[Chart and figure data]

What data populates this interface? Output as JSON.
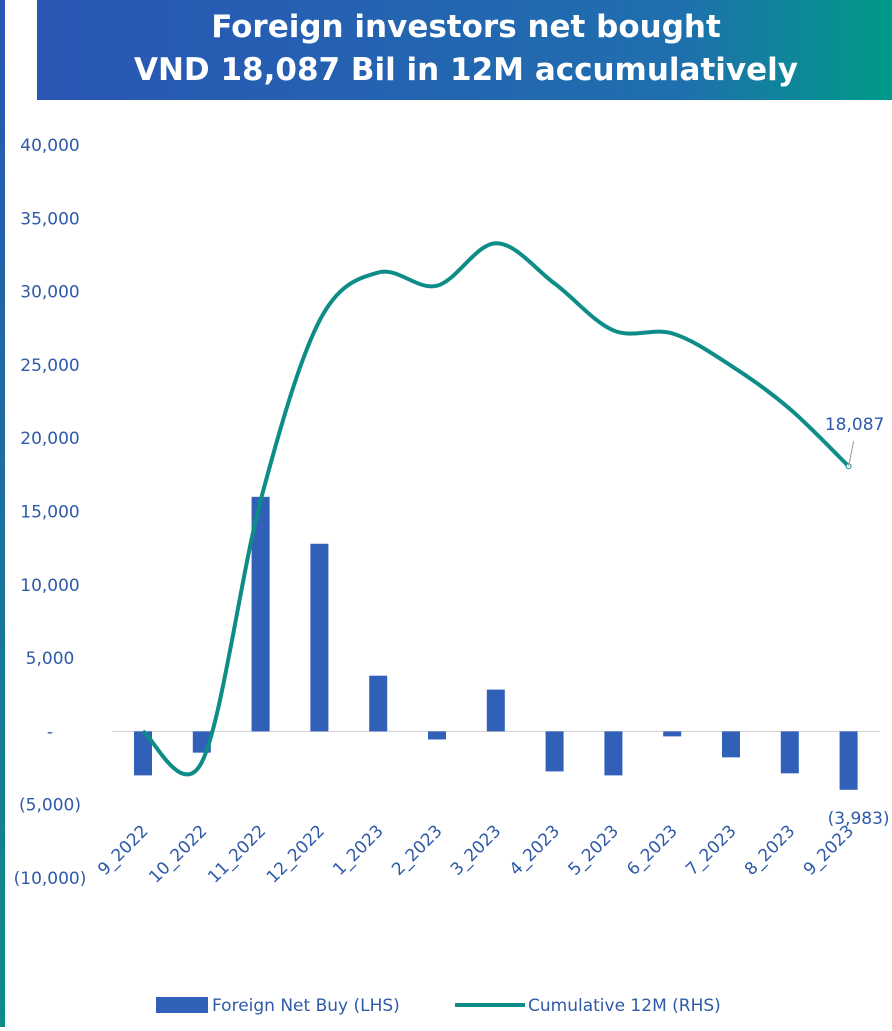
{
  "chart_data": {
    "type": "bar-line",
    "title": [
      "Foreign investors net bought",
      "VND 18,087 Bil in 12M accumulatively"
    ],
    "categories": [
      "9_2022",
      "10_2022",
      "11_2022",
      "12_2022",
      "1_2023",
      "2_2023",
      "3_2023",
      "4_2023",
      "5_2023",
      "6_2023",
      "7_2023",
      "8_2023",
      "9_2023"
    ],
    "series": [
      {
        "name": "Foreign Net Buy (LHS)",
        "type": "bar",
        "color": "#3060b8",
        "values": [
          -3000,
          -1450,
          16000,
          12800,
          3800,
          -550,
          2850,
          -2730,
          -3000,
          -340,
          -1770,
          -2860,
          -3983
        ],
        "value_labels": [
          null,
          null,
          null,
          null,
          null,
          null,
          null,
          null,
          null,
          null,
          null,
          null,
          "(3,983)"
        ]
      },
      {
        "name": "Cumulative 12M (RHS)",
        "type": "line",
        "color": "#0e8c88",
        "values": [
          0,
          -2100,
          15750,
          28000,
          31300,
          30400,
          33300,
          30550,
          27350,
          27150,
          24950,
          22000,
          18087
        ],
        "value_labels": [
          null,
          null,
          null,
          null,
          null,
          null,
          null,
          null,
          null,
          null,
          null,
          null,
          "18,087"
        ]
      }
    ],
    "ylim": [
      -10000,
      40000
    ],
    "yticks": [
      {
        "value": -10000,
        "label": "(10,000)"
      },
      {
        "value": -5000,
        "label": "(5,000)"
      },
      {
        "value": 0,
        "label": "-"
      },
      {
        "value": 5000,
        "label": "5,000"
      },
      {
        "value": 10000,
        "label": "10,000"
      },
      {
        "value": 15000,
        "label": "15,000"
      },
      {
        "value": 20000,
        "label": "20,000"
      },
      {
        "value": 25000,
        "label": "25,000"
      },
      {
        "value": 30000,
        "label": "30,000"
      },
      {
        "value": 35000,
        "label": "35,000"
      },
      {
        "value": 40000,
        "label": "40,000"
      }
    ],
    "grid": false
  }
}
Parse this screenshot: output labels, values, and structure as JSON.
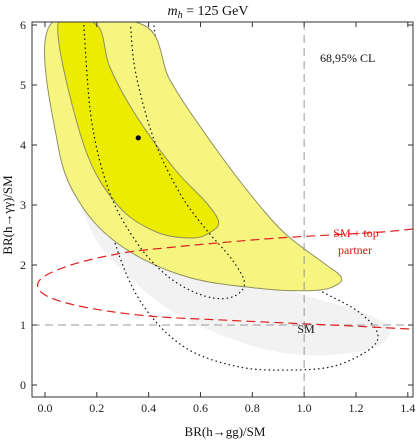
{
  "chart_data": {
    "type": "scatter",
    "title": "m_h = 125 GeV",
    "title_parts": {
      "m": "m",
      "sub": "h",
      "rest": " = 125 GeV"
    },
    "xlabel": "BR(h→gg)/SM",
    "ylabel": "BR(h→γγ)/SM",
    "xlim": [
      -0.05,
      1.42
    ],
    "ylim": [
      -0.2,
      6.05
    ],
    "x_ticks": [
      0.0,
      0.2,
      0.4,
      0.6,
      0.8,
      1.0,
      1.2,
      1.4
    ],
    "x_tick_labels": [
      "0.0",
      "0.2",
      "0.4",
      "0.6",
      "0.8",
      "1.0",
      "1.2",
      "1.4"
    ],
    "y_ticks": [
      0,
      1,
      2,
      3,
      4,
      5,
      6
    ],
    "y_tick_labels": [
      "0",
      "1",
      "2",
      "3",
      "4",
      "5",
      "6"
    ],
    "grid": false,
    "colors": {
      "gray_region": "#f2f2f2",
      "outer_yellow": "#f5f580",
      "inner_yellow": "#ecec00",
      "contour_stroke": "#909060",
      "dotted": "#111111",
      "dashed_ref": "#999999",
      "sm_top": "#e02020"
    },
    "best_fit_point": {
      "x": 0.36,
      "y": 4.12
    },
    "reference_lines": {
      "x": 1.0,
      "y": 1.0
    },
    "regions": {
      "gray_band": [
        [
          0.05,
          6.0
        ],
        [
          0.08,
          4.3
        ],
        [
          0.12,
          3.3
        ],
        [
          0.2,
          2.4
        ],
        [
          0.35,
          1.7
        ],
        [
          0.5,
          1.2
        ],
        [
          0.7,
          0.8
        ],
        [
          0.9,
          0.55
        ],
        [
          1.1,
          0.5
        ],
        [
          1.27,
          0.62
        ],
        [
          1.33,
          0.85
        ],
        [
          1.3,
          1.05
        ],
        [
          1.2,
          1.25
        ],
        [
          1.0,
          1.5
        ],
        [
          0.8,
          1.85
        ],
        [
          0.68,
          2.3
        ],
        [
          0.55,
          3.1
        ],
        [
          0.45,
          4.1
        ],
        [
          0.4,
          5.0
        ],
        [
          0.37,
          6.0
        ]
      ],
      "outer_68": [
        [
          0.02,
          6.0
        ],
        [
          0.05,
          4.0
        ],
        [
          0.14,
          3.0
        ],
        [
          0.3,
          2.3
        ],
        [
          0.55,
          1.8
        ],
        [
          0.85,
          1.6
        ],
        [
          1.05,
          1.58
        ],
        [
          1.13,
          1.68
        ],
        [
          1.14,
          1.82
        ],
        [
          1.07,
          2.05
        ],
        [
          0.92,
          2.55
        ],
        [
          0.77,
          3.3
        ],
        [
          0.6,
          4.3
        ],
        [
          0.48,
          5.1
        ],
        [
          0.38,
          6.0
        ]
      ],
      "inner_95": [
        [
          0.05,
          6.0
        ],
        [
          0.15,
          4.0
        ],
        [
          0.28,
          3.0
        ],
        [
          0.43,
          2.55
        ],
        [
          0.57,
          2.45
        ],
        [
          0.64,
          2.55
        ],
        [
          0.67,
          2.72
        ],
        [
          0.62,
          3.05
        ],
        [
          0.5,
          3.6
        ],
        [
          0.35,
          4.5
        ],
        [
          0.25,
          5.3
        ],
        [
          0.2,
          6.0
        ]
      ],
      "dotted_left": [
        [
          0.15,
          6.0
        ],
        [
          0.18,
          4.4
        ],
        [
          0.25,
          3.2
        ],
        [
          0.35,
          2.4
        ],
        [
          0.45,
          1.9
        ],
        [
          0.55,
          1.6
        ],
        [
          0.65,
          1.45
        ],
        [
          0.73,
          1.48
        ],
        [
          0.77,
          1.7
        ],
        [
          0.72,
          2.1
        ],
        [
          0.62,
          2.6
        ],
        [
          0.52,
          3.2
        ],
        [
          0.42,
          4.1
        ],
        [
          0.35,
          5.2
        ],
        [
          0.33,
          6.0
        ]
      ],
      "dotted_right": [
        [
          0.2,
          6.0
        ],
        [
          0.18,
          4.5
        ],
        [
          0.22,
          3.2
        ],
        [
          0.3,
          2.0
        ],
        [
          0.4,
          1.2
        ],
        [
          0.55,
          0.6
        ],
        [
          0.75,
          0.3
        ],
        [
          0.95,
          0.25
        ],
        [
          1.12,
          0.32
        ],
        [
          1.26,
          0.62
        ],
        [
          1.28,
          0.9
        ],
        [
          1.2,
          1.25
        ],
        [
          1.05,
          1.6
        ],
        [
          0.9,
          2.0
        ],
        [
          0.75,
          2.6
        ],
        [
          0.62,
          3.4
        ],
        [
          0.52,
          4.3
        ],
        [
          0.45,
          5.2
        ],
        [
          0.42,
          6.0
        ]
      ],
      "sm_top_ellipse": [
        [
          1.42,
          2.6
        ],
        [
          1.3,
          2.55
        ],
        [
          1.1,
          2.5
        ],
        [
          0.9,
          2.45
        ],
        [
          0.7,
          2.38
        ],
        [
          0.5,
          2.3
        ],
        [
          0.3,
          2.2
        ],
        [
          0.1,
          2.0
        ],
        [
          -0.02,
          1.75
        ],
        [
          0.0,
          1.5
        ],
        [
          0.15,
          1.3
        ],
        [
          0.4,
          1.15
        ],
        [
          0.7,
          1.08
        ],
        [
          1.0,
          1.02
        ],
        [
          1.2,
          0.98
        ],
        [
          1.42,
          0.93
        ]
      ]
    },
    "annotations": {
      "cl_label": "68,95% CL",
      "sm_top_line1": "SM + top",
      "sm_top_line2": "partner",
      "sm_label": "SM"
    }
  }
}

● DIRECTIONS FOR THIS TASK: Retype the entries word for word. Omit any images.

● RESULT:
What data populates this interface? Output as JSON.
{
  "chart_data": {
    "type": "bar-line",
    "title": [
      "Foreign investors net bought",
      "VND 18,087 Bil in 12M accumulatively"
    ],
    "categories": [
      "9_2022",
      "10_2022",
      "11_2022",
      "12_2022",
      "1_2023",
      "2_2023",
      "3_2023",
      "4_2023",
      "5_2023",
      "6_2023",
      "7_2023",
      "8_2023",
      "9_2023"
    ],
    "series": [
      {
        "name": "Foreign Net Buy (LHS)",
        "type": "bar",
        "color": "#3060b8",
        "values": [
          -3000,
          -1450,
          16000,
          12800,
          3800,
          -550,
          2850,
          -2730,
          -3000,
          -340,
          -1770,
          -2860,
          -3983
        ],
        "value_labels": [
          null,
          null,
          null,
          null,
          null,
          null,
          null,
          null,
          null,
          null,
          null,
          null,
          "(3,983)"
        ]
      },
      {
        "name": "Cumulative 12M (RHS)",
        "type": "line",
        "color": "#0e8c88",
        "values": [
          0,
          -2100,
          15750,
          28000,
          31300,
          30400,
          33300,
          30550,
          27350,
          27150,
          24950,
          22000,
          18087
        ],
        "value_labels": [
          null,
          null,
          null,
          null,
          null,
          null,
          null,
          null,
          null,
          null,
          null,
          null,
          "18,087"
        ]
      }
    ],
    "ylim": [
      -10000,
      40000
    ],
    "yticks": [
      {
        "value": -10000,
        "label": "(10,000)"
      },
      {
        "value": -5000,
        "label": "(5,000)"
      },
      {
        "value": 0,
        "label": "-"
      },
      {
        "value": 5000,
        "label": "5,000"
      },
      {
        "value": 10000,
        "label": "10,000"
      },
      {
        "value": 15000,
        "label": "15,000"
      },
      {
        "value": 20000,
        "label": "20,000"
      },
      {
        "value": 25000,
        "label": "25,000"
      },
      {
        "value": 30000,
        "label": "30,000"
      },
      {
        "value": 35000,
        "label": "35,000"
      },
      {
        "value": 40000,
        "label": "40,000"
      }
    ],
    "grid": false
  }
}
Parse this screenshot: output labels, values, and structure as JSON.
{
  "chart_data": {
    "type": "scatter",
    "title": "m_h = 125 GeV",
    "title_parts": {
      "m": "m",
      "sub": "h",
      "rest": " = 125 GeV"
    },
    "xlabel": "BR(h→gg)/SM",
    "ylabel": "BR(h→γγ)/SM",
    "xlim": [
      -0.05,
      1.42
    ],
    "ylim": [
      -0.2,
      6.05
    ],
    "x_ticks": [
      0.0,
      0.2,
      0.4,
      0.6,
      0.8,
      1.0,
      1.2,
      1.4
    ],
    "x_tick_labels": [
      "0.0",
      "0.2",
      "0.4",
      "0.6",
      "0.8",
      "1.0",
      "1.2",
      "1.4"
    ],
    "y_ticks": [
      0,
      1,
      2,
      3,
      4,
      5,
      6
    ],
    "y_tick_labels": [
      "0",
      "1",
      "2",
      "3",
      "4",
      "5",
      "6"
    ],
    "grid": false,
    "colors": {
      "gray_region": "#f2f2f2",
      "outer_yellow": "#f5f580",
      "inner_yellow": "#ecec00",
      "contour_stroke": "#909060",
      "dotted": "#111111",
      "dashed_ref": "#999999",
      "sm_top": "#e02020"
    },
    "best_fit_point": {
      "x": 0.36,
      "y": 4.12
    },
    "reference_lines": {
      "x": 1.0,
      "y": 1.0
    },
    "regions": {
      "gray_band": [
        [
          0.05,
          6.0
        ],
        [
          0.08,
          4.3
        ],
        [
          0.12,
          3.3
        ],
        [
          0.2,
          2.4
        ],
        [
          0.35,
          1.7
        ],
        [
          0.5,
          1.2
        ],
        [
          0.7,
          0.8
        ],
        [
          0.9,
          0.55
        ],
        [
          1.1,
          0.5
        ],
        [
          1.27,
          0.62
        ],
        [
          1.33,
          0.85
        ],
        [
          1.3,
          1.05
        ],
        [
          1.2,
          1.25
        ],
        [
          1.0,
          1.5
        ],
        [
          0.8,
          1.85
        ],
        [
          0.68,
          2.3
        ],
        [
          0.55,
          3.1
        ],
        [
          0.45,
          4.1
        ],
        [
          0.4,
          5.0
        ],
        [
          0.37,
          6.0
        ]
      ],
      "outer_68": [
        [
          0.02,
          6.0
        ],
        [
          0.05,
          4.0
        ],
        [
          0.14,
          3.0
        ],
        [
          0.3,
          2.3
        ],
        [
          0.55,
          1.8
        ],
        [
          0.85,
          1.6
        ],
        [
          1.05,
          1.58
        ],
        [
          1.13,
          1.68
        ],
        [
          1.14,
          1.82
        ],
        [
          1.07,
          2.05
        ],
        [
          0.92,
          2.55
        ],
        [
          0.77,
          3.3
        ],
        [
          0.6,
          4.3
        ],
        [
          0.48,
          5.1
        ],
        [
          0.38,
          6.0
        ]
      ],
      "inner_95": [
        [
          0.05,
          6.0
        ],
        [
          0.15,
          4.0
        ],
        [
          0.28,
          3.0
        ],
        [
          0.43,
          2.55
        ],
        [
          0.57,
          2.45
        ],
        [
          0.64,
          2.55
        ],
        [
          0.67,
          2.72
        ],
        [
          0.62,
          3.05
        ],
        [
          0.5,
          3.6
        ],
        [
          0.35,
          4.5
        ],
        [
          0.25,
          5.3
        ],
        [
          0.2,
          6.0
        ]
      ],
      "dotted_left": [
        [
          0.15,
          6.0
        ],
        [
          0.18,
          4.4
        ],
        [
          0.25,
          3.2
        ],
        [
          0.35,
          2.4
        ],
        [
          0.45,
          1.9
        ],
        [
          0.55,
          1.6
        ],
        [
          0.65,
          1.45
        ],
        [
          0.73,
          1.48
        ],
        [
          0.77,
          1.7
        ],
        [
          0.72,
          2.1
        ],
        [
          0.62,
          2.6
        ],
        [
          0.52,
          3.2
        ],
        [
          0.42,
          4.1
        ],
        [
          0.35,
          5.2
        ],
        [
          0.33,
          6.0
        ]
      ],
      "dotted_right": [
        [
          0.2,
          6.0
        ],
        [
          0.18,
          4.5
        ],
        [
          0.22,
          3.2
        ],
        [
          0.3,
          2.0
        ],
        [
          0.4,
          1.2
        ],
        [
          0.55,
          0.6
        ],
        [
          0.75,
          0.3
        ],
        [
          0.95,
          0.25
        ],
        [
          1.12,
          0.32
        ],
        [
          1.26,
          0.62
        ],
        [
          1.28,
          0.9
        ],
        [
          1.2,
          1.25
        ],
        [
          1.05,
          1.6
        ],
        [
          0.9,
          2.0
        ],
        [
          0.75,
          2.6
        ],
        [
          0.62,
          3.4
        ],
        [
          0.52,
          4.3
        ],
        [
          0.45,
          5.2
        ],
        [
          0.42,
          6.0
        ]
      ],
      "sm_top_ellipse": [
        [
          1.42,
          2.6
        ],
        [
          1.3,
          2.55
        ],
        [
          1.1,
          2.5
        ],
        [
          0.9,
          2.45
        ],
        [
          0.7,
          2.38
        ],
        [
          0.5,
          2.3
        ],
        [
          0.3,
          2.2
        ],
        [
          0.1,
          2.0
        ],
        [
          -0.02,
          1.75
        ],
        [
          0.0,
          1.5
        ],
        [
          0.15,
          1.3
        ],
        [
          0.4,
          1.15
        ],
        [
          0.7,
          1.08
        ],
        [
          1.0,
          1.02
        ],
        [
          1.2,
          0.98
        ],
        [
          1.42,
          0.93
        ]
      ]
    },
    "annotations": {
      "cl_label": "68,95% CL",
      "sm_top_line1": "SM + top",
      "sm_top_line2": "partner",
      "sm_label": "SM"
    }
  }
}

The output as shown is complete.